* [Work instructions]:
Your task is to copy every line of the records below that contains "PARKET".

* [Data section]:

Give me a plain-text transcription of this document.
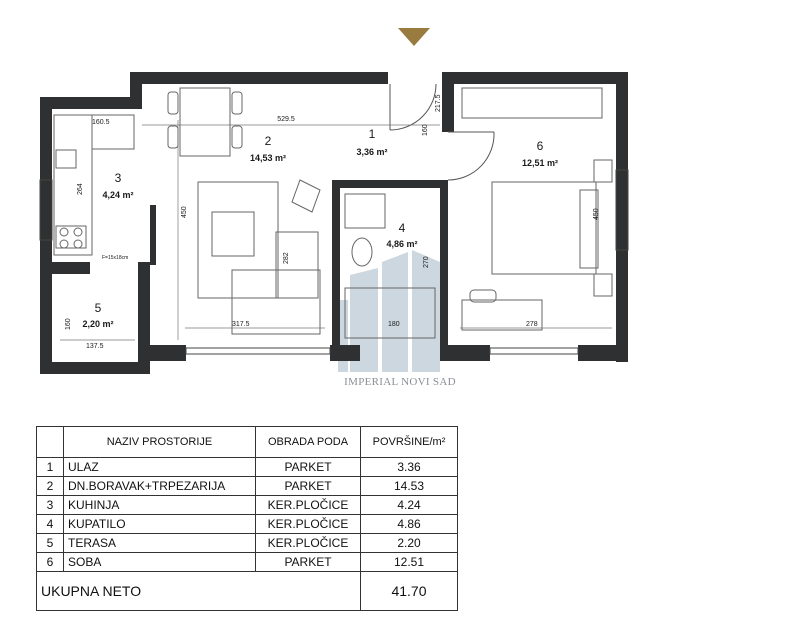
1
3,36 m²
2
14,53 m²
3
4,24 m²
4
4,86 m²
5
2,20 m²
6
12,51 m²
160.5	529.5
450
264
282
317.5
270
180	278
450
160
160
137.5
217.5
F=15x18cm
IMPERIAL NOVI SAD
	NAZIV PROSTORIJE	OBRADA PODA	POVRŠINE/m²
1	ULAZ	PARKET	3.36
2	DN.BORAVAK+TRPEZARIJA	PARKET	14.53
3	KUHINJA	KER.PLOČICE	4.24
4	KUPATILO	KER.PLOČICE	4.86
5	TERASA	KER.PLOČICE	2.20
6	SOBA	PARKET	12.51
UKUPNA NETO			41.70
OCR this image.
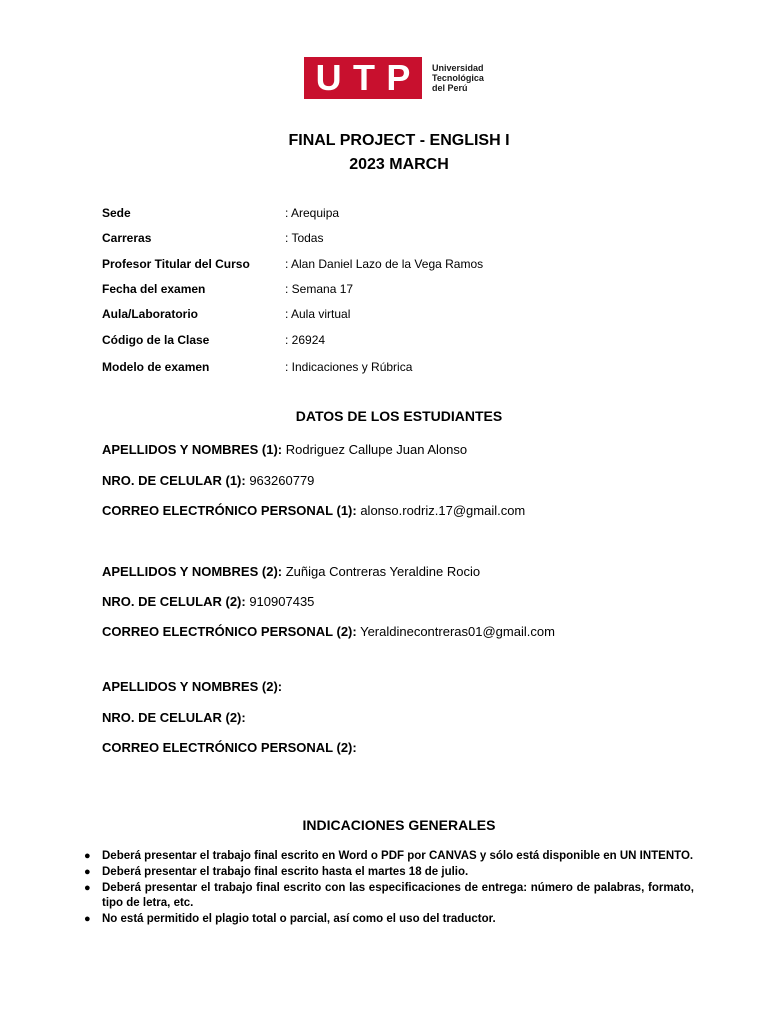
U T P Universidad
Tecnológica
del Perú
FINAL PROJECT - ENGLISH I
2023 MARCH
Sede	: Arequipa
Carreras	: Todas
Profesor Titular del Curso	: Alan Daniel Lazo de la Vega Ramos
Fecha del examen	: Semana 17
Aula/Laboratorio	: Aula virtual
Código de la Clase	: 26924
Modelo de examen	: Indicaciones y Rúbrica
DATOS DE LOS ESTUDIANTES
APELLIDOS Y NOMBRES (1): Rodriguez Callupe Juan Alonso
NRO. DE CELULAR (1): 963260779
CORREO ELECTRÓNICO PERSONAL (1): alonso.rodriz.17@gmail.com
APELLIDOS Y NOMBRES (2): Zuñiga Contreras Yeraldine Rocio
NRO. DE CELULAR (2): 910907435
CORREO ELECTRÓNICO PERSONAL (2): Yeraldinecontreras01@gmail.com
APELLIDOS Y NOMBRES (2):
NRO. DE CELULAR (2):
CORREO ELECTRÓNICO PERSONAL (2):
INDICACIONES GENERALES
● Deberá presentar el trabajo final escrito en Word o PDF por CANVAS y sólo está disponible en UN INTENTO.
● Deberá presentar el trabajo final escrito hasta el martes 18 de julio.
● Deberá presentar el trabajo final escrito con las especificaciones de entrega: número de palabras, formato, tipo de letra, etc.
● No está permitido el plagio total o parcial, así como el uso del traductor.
---
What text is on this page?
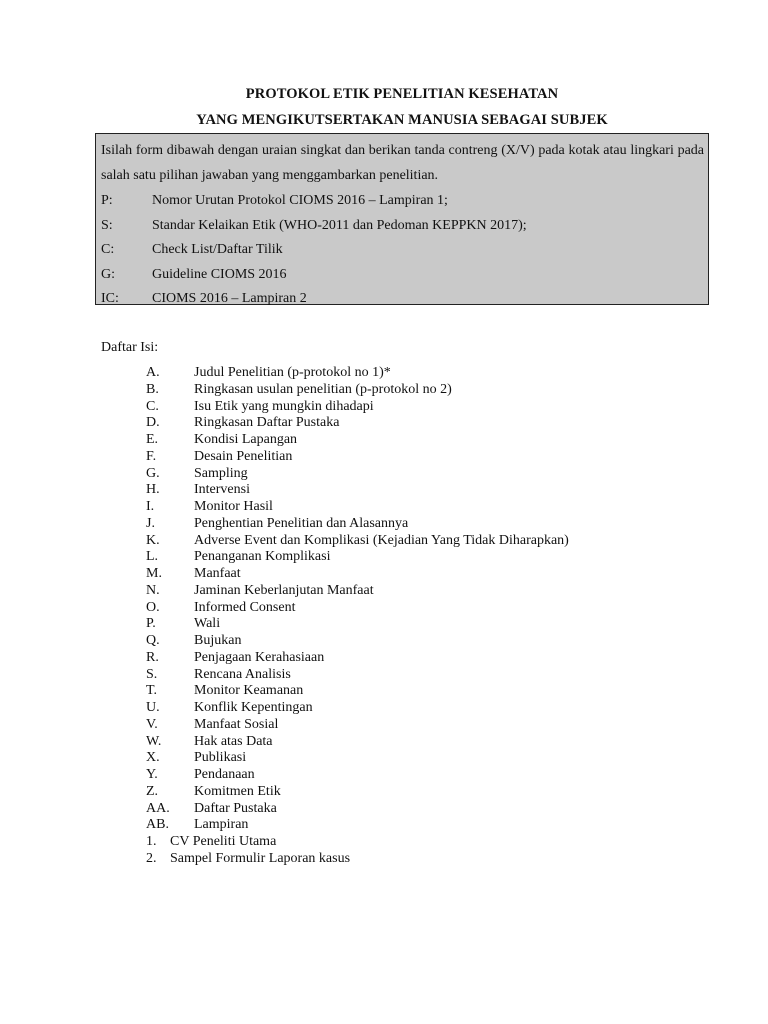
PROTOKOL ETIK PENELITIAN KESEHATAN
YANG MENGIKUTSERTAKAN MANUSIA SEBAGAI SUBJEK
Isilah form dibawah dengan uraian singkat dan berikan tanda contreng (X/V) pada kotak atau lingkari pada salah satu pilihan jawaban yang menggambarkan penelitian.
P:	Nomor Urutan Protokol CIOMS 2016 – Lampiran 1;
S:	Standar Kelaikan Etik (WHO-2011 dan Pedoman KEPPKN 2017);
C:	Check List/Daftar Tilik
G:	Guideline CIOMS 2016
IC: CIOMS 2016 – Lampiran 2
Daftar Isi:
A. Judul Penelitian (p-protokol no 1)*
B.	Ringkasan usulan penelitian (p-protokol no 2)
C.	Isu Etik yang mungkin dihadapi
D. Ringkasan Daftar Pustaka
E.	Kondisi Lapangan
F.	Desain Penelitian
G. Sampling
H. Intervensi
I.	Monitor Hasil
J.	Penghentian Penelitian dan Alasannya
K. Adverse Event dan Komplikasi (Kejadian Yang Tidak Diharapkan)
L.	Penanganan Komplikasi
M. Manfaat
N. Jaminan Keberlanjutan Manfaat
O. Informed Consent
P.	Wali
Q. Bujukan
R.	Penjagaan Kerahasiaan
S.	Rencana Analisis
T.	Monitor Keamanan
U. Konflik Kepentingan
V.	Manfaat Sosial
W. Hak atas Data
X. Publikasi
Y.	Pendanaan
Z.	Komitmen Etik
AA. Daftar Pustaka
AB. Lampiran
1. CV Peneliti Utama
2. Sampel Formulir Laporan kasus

* [Reply to the exercise]:
1	ULAZ	PARKET	3.36
2	DN.BORAVAK+TRPEZARIJA	PARKET	14.53
6	SOBA	PARKET	12.51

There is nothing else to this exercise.